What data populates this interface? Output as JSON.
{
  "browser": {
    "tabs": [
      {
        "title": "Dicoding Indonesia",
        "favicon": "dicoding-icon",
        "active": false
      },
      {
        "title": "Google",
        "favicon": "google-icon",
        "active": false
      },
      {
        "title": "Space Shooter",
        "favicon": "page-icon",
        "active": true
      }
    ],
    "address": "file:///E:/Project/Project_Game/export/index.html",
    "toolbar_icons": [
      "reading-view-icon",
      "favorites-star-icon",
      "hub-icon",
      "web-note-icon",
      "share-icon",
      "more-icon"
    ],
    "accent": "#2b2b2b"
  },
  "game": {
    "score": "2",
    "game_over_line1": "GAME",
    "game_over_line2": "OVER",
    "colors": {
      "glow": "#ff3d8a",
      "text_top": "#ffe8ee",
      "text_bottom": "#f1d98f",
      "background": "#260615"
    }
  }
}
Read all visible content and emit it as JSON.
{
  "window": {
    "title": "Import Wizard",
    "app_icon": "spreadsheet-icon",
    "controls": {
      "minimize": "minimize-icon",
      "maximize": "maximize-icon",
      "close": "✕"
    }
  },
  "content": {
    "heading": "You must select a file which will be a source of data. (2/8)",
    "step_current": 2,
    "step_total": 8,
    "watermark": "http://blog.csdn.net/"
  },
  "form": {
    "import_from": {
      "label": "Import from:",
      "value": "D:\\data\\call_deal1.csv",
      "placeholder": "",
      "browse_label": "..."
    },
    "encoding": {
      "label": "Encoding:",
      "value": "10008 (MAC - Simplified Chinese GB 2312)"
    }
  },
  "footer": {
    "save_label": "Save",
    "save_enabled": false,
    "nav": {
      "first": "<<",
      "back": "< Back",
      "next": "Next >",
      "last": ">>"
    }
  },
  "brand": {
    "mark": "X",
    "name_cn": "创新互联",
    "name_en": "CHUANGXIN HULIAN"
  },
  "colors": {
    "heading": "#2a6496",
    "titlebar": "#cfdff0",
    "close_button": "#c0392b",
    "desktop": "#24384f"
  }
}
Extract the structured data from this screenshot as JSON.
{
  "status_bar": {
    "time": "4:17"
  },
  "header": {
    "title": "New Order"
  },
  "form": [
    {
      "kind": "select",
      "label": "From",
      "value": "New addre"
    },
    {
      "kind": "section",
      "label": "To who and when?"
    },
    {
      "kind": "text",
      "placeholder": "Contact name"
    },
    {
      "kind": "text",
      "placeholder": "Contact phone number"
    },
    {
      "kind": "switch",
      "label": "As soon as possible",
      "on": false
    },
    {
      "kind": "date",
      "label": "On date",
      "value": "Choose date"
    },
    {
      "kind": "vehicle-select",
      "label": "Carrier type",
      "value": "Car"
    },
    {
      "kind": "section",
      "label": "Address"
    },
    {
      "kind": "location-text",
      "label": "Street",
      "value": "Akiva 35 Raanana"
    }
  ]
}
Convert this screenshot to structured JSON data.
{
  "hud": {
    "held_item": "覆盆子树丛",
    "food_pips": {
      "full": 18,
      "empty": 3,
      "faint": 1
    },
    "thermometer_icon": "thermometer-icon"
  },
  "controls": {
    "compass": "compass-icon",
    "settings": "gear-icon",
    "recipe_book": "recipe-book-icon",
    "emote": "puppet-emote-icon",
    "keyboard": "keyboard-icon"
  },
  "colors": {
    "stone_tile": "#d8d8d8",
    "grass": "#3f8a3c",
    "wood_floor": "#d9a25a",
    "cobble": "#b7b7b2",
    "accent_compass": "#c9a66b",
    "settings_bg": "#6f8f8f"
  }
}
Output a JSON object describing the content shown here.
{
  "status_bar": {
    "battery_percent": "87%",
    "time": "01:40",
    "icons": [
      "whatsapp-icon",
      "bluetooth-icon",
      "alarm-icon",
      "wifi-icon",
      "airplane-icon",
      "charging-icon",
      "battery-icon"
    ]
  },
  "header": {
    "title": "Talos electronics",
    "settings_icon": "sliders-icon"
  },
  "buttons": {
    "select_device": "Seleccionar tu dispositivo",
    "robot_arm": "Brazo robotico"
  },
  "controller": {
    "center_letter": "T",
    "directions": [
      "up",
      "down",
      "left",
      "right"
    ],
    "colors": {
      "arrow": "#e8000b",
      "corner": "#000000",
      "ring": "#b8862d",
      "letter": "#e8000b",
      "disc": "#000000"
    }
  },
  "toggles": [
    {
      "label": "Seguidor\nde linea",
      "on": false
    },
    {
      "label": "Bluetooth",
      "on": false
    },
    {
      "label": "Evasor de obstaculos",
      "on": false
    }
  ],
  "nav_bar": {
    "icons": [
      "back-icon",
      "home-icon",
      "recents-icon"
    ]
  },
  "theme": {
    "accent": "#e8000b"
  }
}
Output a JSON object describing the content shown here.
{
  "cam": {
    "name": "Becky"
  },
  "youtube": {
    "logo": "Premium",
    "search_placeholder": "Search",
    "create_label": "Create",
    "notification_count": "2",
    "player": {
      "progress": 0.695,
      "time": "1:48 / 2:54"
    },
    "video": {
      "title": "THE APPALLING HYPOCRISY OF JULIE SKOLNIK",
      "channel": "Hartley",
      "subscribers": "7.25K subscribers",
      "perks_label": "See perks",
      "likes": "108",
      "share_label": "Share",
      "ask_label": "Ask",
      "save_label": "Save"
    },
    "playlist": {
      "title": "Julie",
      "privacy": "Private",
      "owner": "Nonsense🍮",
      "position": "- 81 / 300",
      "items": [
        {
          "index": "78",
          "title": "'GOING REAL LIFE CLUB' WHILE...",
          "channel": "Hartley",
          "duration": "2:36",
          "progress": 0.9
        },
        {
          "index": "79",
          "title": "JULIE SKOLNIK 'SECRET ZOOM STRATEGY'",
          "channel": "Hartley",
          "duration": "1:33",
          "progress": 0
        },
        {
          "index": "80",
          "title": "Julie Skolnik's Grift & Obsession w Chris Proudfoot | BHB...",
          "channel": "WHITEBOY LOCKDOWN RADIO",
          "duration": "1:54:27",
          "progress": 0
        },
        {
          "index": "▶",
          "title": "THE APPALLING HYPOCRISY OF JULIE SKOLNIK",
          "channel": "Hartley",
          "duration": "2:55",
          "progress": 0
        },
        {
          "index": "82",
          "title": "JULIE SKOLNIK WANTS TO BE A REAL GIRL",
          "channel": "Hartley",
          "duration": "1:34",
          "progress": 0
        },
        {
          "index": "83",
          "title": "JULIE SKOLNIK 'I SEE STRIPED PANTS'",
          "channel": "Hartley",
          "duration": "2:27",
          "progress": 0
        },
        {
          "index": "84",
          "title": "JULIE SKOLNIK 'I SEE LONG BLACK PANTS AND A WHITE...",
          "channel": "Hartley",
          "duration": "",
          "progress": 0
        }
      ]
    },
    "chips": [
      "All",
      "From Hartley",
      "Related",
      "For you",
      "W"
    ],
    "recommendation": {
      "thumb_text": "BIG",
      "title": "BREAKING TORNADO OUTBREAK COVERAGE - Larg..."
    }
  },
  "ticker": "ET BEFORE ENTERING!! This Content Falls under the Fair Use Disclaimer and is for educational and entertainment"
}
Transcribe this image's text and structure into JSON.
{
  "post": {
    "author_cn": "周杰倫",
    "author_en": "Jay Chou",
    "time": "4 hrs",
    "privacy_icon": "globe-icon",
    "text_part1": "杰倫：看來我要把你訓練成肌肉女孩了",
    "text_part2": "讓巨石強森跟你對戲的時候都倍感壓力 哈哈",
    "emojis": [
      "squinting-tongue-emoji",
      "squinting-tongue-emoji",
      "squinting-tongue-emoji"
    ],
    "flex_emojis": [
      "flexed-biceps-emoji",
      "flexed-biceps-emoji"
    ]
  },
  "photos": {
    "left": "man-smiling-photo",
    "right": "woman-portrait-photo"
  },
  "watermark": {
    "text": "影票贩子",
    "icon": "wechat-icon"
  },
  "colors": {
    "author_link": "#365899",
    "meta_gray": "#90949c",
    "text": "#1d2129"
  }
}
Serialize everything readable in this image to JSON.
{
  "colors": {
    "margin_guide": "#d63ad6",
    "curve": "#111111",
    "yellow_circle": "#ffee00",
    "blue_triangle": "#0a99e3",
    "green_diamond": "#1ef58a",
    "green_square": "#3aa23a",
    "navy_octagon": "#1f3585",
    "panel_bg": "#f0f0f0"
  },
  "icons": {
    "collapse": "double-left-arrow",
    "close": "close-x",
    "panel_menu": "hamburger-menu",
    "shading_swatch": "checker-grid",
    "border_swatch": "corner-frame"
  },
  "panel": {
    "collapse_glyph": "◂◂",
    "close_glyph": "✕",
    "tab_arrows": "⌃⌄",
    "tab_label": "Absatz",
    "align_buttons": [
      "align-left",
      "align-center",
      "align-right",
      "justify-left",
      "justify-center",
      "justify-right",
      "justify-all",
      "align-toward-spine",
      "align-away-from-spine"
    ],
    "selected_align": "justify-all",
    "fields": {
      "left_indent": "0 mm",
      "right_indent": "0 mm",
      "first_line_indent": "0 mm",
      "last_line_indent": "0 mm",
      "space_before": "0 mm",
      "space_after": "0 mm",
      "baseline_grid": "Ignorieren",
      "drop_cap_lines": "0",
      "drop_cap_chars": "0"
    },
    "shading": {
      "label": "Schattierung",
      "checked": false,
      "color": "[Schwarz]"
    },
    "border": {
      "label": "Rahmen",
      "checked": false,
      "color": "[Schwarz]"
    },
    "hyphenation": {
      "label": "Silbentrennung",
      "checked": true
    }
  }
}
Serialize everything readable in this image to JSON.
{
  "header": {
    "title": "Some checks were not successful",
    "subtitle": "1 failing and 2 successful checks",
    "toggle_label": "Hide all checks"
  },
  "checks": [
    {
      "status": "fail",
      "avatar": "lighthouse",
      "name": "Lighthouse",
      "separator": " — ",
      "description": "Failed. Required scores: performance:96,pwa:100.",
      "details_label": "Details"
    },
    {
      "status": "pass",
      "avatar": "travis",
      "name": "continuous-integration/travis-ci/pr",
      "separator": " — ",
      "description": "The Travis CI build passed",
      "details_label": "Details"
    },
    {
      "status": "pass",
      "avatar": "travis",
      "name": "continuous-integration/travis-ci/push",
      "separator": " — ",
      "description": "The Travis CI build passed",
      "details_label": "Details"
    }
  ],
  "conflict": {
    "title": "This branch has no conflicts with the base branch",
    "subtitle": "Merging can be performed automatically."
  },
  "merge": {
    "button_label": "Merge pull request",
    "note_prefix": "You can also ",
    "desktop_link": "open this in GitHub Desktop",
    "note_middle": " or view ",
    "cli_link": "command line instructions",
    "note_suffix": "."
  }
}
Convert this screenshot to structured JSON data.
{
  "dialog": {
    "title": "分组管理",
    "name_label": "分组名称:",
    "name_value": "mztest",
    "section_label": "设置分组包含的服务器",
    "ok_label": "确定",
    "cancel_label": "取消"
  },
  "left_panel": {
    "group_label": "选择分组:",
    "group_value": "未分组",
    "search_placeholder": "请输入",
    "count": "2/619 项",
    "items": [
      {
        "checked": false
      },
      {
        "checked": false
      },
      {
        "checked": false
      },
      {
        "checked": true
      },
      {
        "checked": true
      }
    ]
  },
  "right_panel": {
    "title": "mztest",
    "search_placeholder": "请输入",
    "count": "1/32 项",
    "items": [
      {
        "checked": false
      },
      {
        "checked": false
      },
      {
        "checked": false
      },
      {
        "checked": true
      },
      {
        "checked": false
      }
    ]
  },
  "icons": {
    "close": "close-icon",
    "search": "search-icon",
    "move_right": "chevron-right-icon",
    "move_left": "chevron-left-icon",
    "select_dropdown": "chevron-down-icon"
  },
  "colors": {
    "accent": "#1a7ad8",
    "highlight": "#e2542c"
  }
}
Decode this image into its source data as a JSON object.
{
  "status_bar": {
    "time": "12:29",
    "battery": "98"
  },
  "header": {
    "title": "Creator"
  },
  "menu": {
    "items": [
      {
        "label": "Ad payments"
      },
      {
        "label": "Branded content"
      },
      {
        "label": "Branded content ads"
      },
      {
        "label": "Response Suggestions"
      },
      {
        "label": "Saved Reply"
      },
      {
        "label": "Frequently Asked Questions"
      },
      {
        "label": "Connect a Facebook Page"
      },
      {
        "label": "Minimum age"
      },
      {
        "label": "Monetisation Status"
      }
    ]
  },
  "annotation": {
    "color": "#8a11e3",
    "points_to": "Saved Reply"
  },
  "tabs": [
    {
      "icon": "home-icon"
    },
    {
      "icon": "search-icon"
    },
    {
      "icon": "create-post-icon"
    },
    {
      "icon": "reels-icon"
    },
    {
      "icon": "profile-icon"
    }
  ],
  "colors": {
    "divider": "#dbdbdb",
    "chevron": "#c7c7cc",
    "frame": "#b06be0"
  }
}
·····
GIVEN PROBLEM:
Gather from the data above every line with the string "chevron".

WRITTEN RESPONSE:
    "move_right": "chevron-right-icon",
    "move_left": "chevron-left-icon",
    "select_dropdown": "chevron-down-icon"
    "chevron": "#c7c7cc",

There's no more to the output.